§ **Problem statement**: Make an exact copy of the listing below.

[Extracted data entries]
========================================================================
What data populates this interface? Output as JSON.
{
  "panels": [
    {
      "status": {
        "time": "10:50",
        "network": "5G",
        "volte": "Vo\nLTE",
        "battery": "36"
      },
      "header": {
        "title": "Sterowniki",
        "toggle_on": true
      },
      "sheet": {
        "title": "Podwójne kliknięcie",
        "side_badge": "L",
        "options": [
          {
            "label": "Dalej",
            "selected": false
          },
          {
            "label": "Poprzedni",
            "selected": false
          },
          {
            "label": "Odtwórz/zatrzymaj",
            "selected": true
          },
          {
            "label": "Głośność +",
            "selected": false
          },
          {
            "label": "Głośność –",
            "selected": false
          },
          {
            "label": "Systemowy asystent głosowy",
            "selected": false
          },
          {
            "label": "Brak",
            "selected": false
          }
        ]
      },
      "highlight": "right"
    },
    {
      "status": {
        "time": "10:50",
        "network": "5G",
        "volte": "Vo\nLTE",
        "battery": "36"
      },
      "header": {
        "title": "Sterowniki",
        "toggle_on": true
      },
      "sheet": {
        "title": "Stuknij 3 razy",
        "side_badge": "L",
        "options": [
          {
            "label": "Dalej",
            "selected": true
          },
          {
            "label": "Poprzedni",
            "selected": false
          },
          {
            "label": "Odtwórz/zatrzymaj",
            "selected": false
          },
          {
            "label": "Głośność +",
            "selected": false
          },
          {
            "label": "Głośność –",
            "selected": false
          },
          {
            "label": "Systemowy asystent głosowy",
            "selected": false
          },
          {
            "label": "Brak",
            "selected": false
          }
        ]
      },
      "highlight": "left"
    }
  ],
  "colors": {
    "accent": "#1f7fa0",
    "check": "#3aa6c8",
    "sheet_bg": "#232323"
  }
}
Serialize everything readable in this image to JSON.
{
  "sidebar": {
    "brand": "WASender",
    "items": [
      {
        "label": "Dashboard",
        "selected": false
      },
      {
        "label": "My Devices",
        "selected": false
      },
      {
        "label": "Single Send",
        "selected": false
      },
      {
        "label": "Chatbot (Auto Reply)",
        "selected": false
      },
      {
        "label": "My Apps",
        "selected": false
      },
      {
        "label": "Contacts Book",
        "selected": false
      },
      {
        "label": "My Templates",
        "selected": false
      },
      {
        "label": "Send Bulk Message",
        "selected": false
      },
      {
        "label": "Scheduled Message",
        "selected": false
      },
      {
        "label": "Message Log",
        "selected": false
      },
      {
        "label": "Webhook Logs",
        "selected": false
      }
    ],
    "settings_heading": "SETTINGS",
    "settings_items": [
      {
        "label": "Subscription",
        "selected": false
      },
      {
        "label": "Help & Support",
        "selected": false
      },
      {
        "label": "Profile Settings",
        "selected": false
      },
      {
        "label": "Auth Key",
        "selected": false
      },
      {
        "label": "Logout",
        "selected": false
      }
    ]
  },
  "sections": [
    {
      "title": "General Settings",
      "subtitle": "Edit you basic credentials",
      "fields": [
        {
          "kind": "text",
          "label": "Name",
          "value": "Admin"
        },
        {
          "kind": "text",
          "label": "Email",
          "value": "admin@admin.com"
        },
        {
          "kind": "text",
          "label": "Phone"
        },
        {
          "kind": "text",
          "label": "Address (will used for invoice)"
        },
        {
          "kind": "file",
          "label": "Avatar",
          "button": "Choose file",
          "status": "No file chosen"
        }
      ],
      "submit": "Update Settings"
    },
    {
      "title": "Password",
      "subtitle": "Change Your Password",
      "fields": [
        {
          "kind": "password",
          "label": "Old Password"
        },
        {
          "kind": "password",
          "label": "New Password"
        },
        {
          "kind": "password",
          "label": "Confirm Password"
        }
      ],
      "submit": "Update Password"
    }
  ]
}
========================================================================
§ **The solution**:
What data populates this interface? Output as JSON.
{
  "panels": [
    {
      "status": {
        "time": "10:50",
        "network": "5G",
        "volte": "Vo\nLTE",
        "battery": "36"
      },
      "header": {
        "title": "Sterowniki",
        "toggle_on": true
      },
      "sheet": {
        "title": "Podwójne kliknięcie",
        "side_badge": "L",
        "options": [
          {
            "label": "Dalej",
            "selected": false
          },
          {
            "label": "Poprzedni",
            "selected": false
          },
          {
            "label": "Odtwórz/zatrzymaj",
            "selected": true
          },
          {
            "label": "Głośność +",
            "selected": false
          },
          {
            "label": "Głośność –",
            "selected": false
          },
          {
            "label": "Systemowy asystent głosowy",
            "selected": false
          },
          {
            "label": "Brak",
            "selected": false
          }
        ]
      },
      "highlight": "right"
    },
    {
      "status": {
        "time": "10:50",
        "network": "5G",
        "volte": "Vo\nLTE",
        "battery": "36"
      },
      "header": {
        "title": "Sterowniki",
        "toggle_on": true
      },
      "sheet": {
        "title": "Stuknij 3 razy",
        "side_badge": "L",
        "options": [
          {
            "label": "Dalej",
            "selected": true
          },
          {
            "label": "Poprzedni",
            "selected": false
          },
          {
            "label": "Odtwórz/zatrzymaj",
            "selected": false
          },
          {
            "label": "Głośność +",
            "selected": false
          },
          {
            "label": "Głośność –",
            "selected": false
          },
          {
            "label": "Systemowy asystent głosowy",
            "selected": false
          },
          {
            "label": "Brak",
            "selected": false
          }
        ]
      },
      "highlight": "left"
    }
  ],
  "colors": {
    "accent": "#1f7fa0",
    "check": "#3aa6c8",
    "sheet_bg": "#232323"
  }
}
Serialize everything readable in this image to JSON.
{
  "sidebar": {
    "brand": "WASender",
    "items": [
      {
        "label": "Dashboard",
        "selected": false
      },
      {
        "label": "My Devices",
        "selected": false
      },
      {
        "label": "Single Send",
        "selected": false
      },
      {
        "label": "Chatbot (Auto Reply)",
        "selected": false
      },
      {
        "label": "My Apps",
        "selected": false
      },
      {
        "label": "Contacts Book",
        "selected": false
      },
      {
        "label": "My Templates",
        "selected": false
      },
      {
        "label": "Send Bulk Message",
        "selected": false
      },
      {
        "label": "Scheduled Message",
        "selected": false
      },
      {
        "label": "Message Log",
        "selected": false
      },
      {
        "label": "Webhook Logs",
        "selected": false
      }
    ],
    "settings_heading": "SETTINGS",
    "settings_items": [
      {
        "label": "Subscription",
        "selected": false
      },
      {
        "label": "Help & Support",
        "selected": false
      },
      {
        "label": "Profile Settings",
        "selected": false
      },
      {
        "label": "Auth Key",
        "selected": false
      },
      {
        "label": "Logout",
        "selected": false
      }
    ]
  },
  "sections": [
    {
      "title": "General Settings",
      "subtitle": "Edit you basic credentials",
      "fields": [
        {
          "kind": "text",
          "label": "Name",
          "value": "Admin"
        },
        {
          "kind": "text",
          "label": "Email",
          "value": "admin@admin.com"
        },
        {
          "kind": "text",
          "label": "Phone"
        },
        {
          "kind": "text",
          "label": "Address (will used for invoice)"
        },
        {
          "kind": "file",
          "label": "Avatar",
          "button": "Choose file",
          "status": "No file chosen"
        }
      ],
      "submit": "Update Settings"
    },
    {
      "title": "Password",
      "subtitle": "Change Your Password",
      "fields": [
        {
          "kind": "password",
          "label": "Old Password"
        },
        {
          "kind": "password",
          "label": "New Password"
        },
        {
          "kind": "password",
          "label": "Confirm Password"
        }
      ],
      "submit": "Update Password"
    }
  ]
}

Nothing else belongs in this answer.